DIRECTION:
Quote every line of the data below as it stands, omitting pictures.

»»

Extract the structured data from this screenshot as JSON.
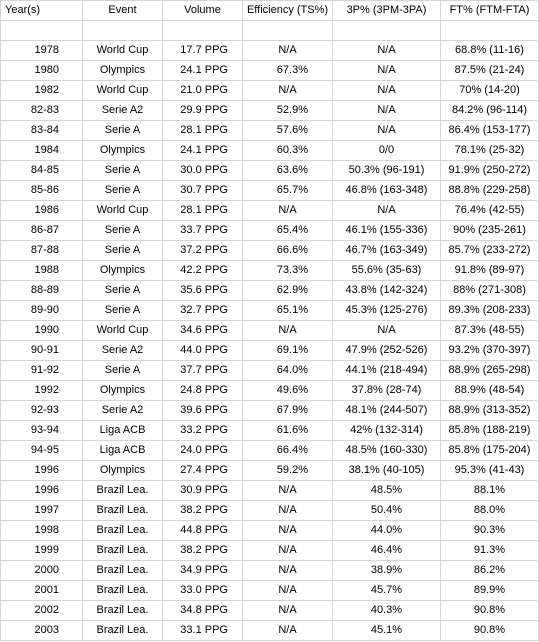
{
  "table": {
    "headers": [
      "Year(s)",
      "Event",
      "Volume",
      "Efficiency (TS%)",
      "3P% (3PM-3PA)",
      "FT% (FTM-FTA)"
    ],
    "rows": [
      [
        "",
        "",
        "",
        "",
        "",
        ""
      ],
      [
        "1978",
        "World Cup",
        "17.7 PPG",
        "N/A",
        "N/A",
        "68.8% (11-16)"
      ],
      [
        "1980",
        "Olympics",
        "24.1 PPG",
        "67.3%",
        "N/A",
        "87.5% (21-24)"
      ],
      [
        "1982",
        "World Cup",
        "21.0 PPG",
        "N/A",
        "N/A",
        "70% (14-20)"
      ],
      [
        "82-83",
        "Serie A2",
        "29.9 PPG",
        "52.9%",
        "N/A",
        "84.2% (96-114)"
      ],
      [
        "83-84",
        "Serie A",
        "28.1 PPG",
        "57.6%",
        "N/A",
        "86.4% (153-177)"
      ],
      [
        "1984",
        "Olympics",
        "24.1 PPG",
        "60.3%",
        "0/0",
        "78.1% (25-32)"
      ],
      [
        "84-85",
        "Serie A",
        "30.0 PPG",
        "63.6%",
        "50.3% (96-191)",
        "91.9% (250-272)"
      ],
      [
        "85-86",
        "Serie A",
        "30.7 PPG",
        "65.7%",
        "46.8% (163-348)",
        "88.8% (229-258)"
      ],
      [
        "1986",
        "World Cup",
        "28.1 PPG",
        "N/A",
        "N/A",
        "76.4% (42-55)"
      ],
      [
        "86-87",
        "Serie A",
        "33.7 PPG",
        "65.4%",
        "46.1% (155-336)",
        "90% (235-261)"
      ],
      [
        "87-88",
        "Serie A",
        "37.2 PPG",
        "66.6%",
        "46.7% (163-349)",
        "85.7% (233-272)"
      ],
      [
        "1988",
        "Olympics",
        "42.2 PPG",
        "73.3%",
        "55.6% (35-63)",
        "91.8% (89-97)"
      ],
      [
        "88-89",
        "Serie A",
        "35.6 PPG",
        "62.9%",
        "43.8% (142-324)",
        "88% (271-308)"
      ],
      [
        "89-90",
        "Serie A",
        "32.7 PPG",
        "65.1%",
        "45.3% (125-276)",
        "89.3% (208-233)"
      ],
      [
        "1990",
        "World Cup",
        "34.6 PPG",
        "N/A",
        "N/A",
        "87.3% (48-55)"
      ],
      [
        "90-91",
        "Serie A2",
        "44.0 PPG",
        "69.1%",
        "47.9% (252-526)",
        "93.2% (370-397)"
      ],
      [
        "91-92",
        "Serie A",
        "37.7 PPG",
        "64.0%",
        "44.1% (218-494)",
        "88.9% (265-298)"
      ],
      [
        "1992",
        "Olympics",
        "24.8 PPG",
        "49.6%",
        "37.8% (28-74)",
        "88.9% (48-54)"
      ],
      [
        "92-93",
        "Serie A2",
        "39.6 PPG",
        "67.9%",
        "48.1% (244-507)",
        "88.9% (313-352)"
      ],
      [
        "93-94",
        "Liga ACB",
        "33.2 PPG",
        "61.6%",
        "42% (132-314)",
        "85.8% (188-219)"
      ],
      [
        "94-95",
        "Liga ACB",
        "24.0 PPG",
        "66.4%",
        "48.5% (160-330)",
        "85.8% (175-204)"
      ],
      [
        "1996",
        "Olympics",
        "27.4 PPG",
        "59.2%",
        "38.1% (40-105)",
        "95.3% (41-43)"
      ],
      [
        "1996",
        "Brazil Lea.",
        "30.9 PPG",
        "N/A",
        "48.5%",
        "88.1%"
      ],
      [
        "1997",
        "Brazil Lea.",
        "38.2 PPG",
        "N/A",
        "50.4%",
        "88.0%"
      ],
      [
        "1998",
        "Brazil Lea.",
        "44.8 PPG",
        "N/A",
        "44.0%",
        "90.3%"
      ],
      [
        "1999",
        "Brazil Lea.",
        "38.2 PPG",
        "N/A",
        "46.4%",
        "91.3%"
      ],
      [
        "2000",
        "Brazil Lea.",
        "34.9 PPG",
        "N/A",
        "38.9%",
        "86.2%"
      ],
      [
        "2001",
        "Brazil Lea.",
        "33.0 PPG",
        "N/A",
        "45.7%",
        "89.9%"
      ],
      [
        "2002",
        "Brazil Lea.",
        "34.8 PPG",
        "N/A",
        "40.3%",
        "90.8%"
      ],
      [
        "2003",
        "Brazil Lea.",
        "33.1 PPG",
        "N/A",
        "45.1%",
        "90.8%"
      ]
    ]
  }
}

««

FINAL RESULT:
Extract the structured data from this screenshot as JSON.
{
  "table": {
    "headers": [
      "Year(s)",
      "Event",
      "Volume",
      "Efficiency (TS%)",
      "3P% (3PM-3PA)",
      "FT% (FTM-FTA)"
    ],
    "rows": [
      [
        "",
        "",
        "",
        "",
        "",
        ""
      ],
      [
        "1978",
        "World Cup",
        "17.7 PPG",
        "N/A",
        "N/A",
        "68.8% (11-16)"
      ],
      [
        "1980",
        "Olympics",
        "24.1 PPG",
        "67.3%",
        "N/A",
        "87.5% (21-24)"
      ],
      [
        "1982",
        "World Cup",
        "21.0 PPG",
        "N/A",
        "N/A",
        "70% (14-20)"
      ],
      [
        "82-83",
        "Serie A2",
        "29.9 PPG",
        "52.9%",
        "N/A",
        "84.2% (96-114)"
      ],
      [
        "83-84",
        "Serie A",
        "28.1 PPG",
        "57.6%",
        "N/A",
        "86.4% (153-177)"
      ],
      [
        "1984",
        "Olympics",
        "24.1 PPG",
        "60.3%",
        "0/0",
        "78.1% (25-32)"
      ],
      [
        "84-85",
        "Serie A",
        "30.0 PPG",
        "63.6%",
        "50.3% (96-191)",
        "91.9% (250-272)"
      ],
      [
        "85-86",
        "Serie A",
        "30.7 PPG",
        "65.7%",
        "46.8% (163-348)",
        "88.8% (229-258)"
      ],
      [
        "1986",
        "World Cup",
        "28.1 PPG",
        "N/A",
        "N/A",
        "76.4% (42-55)"
      ],
      [
        "86-87",
        "Serie A",
        "33.7 PPG",
        "65.4%",
        "46.1% (155-336)",
        "90% (235-261)"
      ],
      [
        "87-88",
        "Serie A",
        "37.2 PPG",
        "66.6%",
        "46.7% (163-349)",
        "85.7% (233-272)"
      ],
      [
        "1988",
        "Olympics",
        "42.2 PPG",
        "73.3%",
        "55.6% (35-63)",
        "91.8% (89-97)"
      ],
      [
        "88-89",
        "Serie A",
        "35.6 PPG",
        "62.9%",
        "43.8% (142-324)",
        "88% (271-308)"
      ],
      [
        "89-90",
        "Serie A",
        "32.7 PPG",
        "65.1%",
        "45.3% (125-276)",
        "89.3% (208-233)"
      ],
      [
        "1990",
        "World Cup",
        "34.6 PPG",
        "N/A",
        "N/A",
        "87.3% (48-55)"
      ],
      [
        "90-91",
        "Serie A2",
        "44.0 PPG",
        "69.1%",
        "47.9% (252-526)",
        "93.2% (370-397)"
      ],
      [
        "91-92",
        "Serie A",
        "37.7 PPG",
        "64.0%",
        "44.1% (218-494)",
        "88.9% (265-298)"
      ],
      [
        "1992",
        "Olympics",
        "24.8 PPG",
        "49.6%",
        "37.8% (28-74)",
        "88.9% (48-54)"
      ],
      [
        "92-93",
        "Serie A2",
        "39.6 PPG",
        "67.9%",
        "48.1% (244-507)",
        "88.9% (313-352)"
      ],
      [
        "93-94",
        "Liga ACB",
        "33.2 PPG",
        "61.6%",
        "42% (132-314)",
        "85.8% (188-219)"
      ],
      [
        "94-95",
        "Liga ACB",
        "24.0 PPG",
        "66.4%",
        "48.5% (160-330)",
        "85.8% (175-204)"
      ],
      [
        "1996",
        "Olympics",
        "27.4 PPG",
        "59.2%",
        "38.1% (40-105)",
        "95.3% (41-43)"
      ],
      [
        "1996",
        "Brazil Lea.",
        "30.9 PPG",
        "N/A",
        "48.5%",
        "88.1%"
      ],
      [
        "1997",
        "Brazil Lea.",
        "38.2 PPG",
        "N/A",
        "50.4%",
        "88.0%"
      ],
      [
        "1998",
        "Brazil Lea.",
        "44.8 PPG",
        "N/A",
        "44.0%",
        "90.3%"
      ],
      [
        "1999",
        "Brazil Lea.",
        "38.2 PPG",
        "N/A",
        "46.4%",
        "91.3%"
      ],
      [
        "2000",
        "Brazil Lea.",
        "34.9 PPG",
        "N/A",
        "38.9%",
        "86.2%"
      ],
      [
        "2001",
        "Brazil Lea.",
        "33.0 PPG",
        "N/A",
        "45.7%",
        "89.9%"
      ],
      [
        "2002",
        "Brazil Lea.",
        "34.8 PPG",
        "N/A",
        "40.3%",
        "90.8%"
      ],
      [
        "2003",
        "Brazil Lea.",
        "33.1 PPG",
        "N/A",
        "45.1%",
        "90.8%"
      ]
    ]
  }
}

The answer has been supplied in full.